> _Recorded information_
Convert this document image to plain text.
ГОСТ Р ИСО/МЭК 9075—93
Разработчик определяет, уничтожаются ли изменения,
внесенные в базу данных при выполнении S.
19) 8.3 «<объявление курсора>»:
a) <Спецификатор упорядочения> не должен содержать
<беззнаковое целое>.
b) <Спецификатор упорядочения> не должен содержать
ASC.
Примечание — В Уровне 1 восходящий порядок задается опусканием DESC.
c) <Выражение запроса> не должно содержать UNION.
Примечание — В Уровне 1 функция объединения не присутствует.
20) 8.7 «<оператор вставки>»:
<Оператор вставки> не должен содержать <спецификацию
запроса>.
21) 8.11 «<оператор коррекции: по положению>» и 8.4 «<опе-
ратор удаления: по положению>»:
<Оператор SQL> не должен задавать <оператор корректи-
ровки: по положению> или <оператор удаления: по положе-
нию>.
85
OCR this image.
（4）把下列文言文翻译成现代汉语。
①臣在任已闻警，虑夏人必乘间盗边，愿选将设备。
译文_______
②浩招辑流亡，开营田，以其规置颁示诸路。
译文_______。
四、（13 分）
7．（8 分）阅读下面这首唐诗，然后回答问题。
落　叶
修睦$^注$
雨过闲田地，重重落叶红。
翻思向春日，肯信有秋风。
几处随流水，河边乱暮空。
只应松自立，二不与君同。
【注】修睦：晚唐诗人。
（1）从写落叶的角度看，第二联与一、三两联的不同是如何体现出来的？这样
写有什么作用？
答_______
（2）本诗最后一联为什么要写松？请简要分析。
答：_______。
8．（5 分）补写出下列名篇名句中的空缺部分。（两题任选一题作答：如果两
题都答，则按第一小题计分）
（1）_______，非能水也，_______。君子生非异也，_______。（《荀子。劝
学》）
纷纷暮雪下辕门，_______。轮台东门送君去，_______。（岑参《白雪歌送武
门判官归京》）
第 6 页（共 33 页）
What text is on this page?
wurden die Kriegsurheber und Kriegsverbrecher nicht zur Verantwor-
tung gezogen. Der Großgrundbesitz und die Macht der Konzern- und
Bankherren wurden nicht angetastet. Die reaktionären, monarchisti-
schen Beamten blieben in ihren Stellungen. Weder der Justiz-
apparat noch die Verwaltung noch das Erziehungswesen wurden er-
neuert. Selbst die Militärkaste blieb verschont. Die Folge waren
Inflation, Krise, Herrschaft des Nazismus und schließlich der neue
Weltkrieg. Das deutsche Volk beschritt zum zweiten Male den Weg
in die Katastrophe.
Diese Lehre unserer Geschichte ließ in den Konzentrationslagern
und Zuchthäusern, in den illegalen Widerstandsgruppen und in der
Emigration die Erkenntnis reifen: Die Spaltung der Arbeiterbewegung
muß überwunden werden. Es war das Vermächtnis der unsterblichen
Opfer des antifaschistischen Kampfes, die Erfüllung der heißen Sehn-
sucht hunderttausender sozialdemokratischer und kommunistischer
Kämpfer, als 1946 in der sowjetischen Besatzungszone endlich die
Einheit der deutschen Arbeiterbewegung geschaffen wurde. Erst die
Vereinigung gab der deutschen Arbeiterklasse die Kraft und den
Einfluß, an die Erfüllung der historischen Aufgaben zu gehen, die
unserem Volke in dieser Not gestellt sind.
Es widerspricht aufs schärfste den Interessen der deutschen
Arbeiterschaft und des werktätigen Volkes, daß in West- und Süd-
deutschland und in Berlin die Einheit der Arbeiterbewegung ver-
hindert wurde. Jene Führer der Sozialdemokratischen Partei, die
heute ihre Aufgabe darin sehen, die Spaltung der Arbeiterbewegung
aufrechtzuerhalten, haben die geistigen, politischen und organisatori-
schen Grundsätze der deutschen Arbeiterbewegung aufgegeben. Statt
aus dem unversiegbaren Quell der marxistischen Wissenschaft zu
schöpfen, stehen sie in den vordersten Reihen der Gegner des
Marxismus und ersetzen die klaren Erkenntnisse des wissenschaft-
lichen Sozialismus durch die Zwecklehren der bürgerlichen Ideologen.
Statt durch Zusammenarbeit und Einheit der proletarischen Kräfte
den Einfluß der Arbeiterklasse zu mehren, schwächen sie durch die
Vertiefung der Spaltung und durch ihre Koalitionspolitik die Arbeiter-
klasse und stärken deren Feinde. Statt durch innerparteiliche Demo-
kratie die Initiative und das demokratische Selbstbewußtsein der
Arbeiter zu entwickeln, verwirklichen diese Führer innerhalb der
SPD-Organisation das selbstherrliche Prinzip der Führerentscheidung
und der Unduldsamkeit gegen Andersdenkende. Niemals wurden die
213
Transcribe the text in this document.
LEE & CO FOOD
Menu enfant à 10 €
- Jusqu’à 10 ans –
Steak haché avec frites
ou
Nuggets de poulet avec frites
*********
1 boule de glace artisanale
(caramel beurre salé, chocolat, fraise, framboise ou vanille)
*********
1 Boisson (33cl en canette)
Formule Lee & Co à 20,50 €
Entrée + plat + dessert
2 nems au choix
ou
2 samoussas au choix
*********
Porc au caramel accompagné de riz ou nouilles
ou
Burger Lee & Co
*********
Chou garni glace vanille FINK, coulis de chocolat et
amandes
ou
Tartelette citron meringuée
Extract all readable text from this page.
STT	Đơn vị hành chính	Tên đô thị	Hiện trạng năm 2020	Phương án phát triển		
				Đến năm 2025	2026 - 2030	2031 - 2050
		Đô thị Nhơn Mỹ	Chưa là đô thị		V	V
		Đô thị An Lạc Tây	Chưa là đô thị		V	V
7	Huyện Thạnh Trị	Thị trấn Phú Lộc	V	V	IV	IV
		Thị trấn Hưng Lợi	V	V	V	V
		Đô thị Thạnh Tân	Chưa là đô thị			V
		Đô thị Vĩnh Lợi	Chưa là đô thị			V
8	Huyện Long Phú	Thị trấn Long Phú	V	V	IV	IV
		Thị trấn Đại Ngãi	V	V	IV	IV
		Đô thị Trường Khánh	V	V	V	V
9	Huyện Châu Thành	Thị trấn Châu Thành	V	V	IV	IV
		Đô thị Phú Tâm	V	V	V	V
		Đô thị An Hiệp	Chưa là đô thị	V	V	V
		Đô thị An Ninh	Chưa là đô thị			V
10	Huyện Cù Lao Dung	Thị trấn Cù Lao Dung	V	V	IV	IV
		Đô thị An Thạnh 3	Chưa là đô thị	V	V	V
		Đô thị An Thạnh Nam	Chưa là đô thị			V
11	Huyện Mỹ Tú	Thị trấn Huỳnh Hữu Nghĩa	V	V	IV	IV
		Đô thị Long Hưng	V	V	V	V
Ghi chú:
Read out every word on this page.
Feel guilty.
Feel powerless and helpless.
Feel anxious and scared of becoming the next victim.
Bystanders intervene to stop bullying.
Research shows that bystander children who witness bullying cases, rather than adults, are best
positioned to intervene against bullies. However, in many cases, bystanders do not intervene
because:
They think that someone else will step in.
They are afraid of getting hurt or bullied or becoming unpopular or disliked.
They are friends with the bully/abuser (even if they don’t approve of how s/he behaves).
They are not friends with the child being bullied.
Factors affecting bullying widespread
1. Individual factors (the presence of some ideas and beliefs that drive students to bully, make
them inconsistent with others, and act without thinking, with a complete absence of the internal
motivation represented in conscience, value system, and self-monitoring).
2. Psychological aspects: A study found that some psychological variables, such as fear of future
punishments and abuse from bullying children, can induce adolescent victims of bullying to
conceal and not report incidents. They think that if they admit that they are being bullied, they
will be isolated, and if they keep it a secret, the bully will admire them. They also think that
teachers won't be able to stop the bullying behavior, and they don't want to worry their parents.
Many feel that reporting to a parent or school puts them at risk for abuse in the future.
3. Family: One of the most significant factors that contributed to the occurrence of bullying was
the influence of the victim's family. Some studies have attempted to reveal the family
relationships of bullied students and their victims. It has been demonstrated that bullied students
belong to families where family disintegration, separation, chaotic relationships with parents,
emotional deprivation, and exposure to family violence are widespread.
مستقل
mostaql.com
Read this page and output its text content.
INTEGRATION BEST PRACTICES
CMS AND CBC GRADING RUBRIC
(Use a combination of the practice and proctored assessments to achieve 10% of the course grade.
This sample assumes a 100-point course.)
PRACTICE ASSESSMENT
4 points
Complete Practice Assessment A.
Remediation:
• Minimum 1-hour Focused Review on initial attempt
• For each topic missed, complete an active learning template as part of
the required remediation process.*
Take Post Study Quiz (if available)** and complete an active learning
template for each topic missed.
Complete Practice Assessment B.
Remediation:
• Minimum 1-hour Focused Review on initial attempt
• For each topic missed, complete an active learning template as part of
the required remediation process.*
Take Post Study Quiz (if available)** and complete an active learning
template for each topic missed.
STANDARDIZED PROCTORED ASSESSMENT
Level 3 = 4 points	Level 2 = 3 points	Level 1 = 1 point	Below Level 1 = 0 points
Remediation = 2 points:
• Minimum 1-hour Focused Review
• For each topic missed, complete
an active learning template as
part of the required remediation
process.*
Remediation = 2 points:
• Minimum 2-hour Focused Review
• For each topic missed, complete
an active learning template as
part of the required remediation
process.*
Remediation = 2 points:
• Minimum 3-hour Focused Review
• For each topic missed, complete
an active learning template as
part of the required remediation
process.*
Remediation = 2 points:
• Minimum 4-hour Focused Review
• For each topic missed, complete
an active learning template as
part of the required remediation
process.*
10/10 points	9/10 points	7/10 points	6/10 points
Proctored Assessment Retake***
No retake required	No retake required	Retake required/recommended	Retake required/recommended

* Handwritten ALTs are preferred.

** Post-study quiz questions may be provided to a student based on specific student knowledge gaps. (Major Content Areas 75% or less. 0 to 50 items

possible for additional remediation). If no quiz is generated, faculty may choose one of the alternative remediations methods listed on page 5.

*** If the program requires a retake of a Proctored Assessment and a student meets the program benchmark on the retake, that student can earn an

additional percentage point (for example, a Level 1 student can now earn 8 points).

> _Task directions_
Within the records above, how many lines include the word "additional"? State the number by itself.

> _Correct answer_
2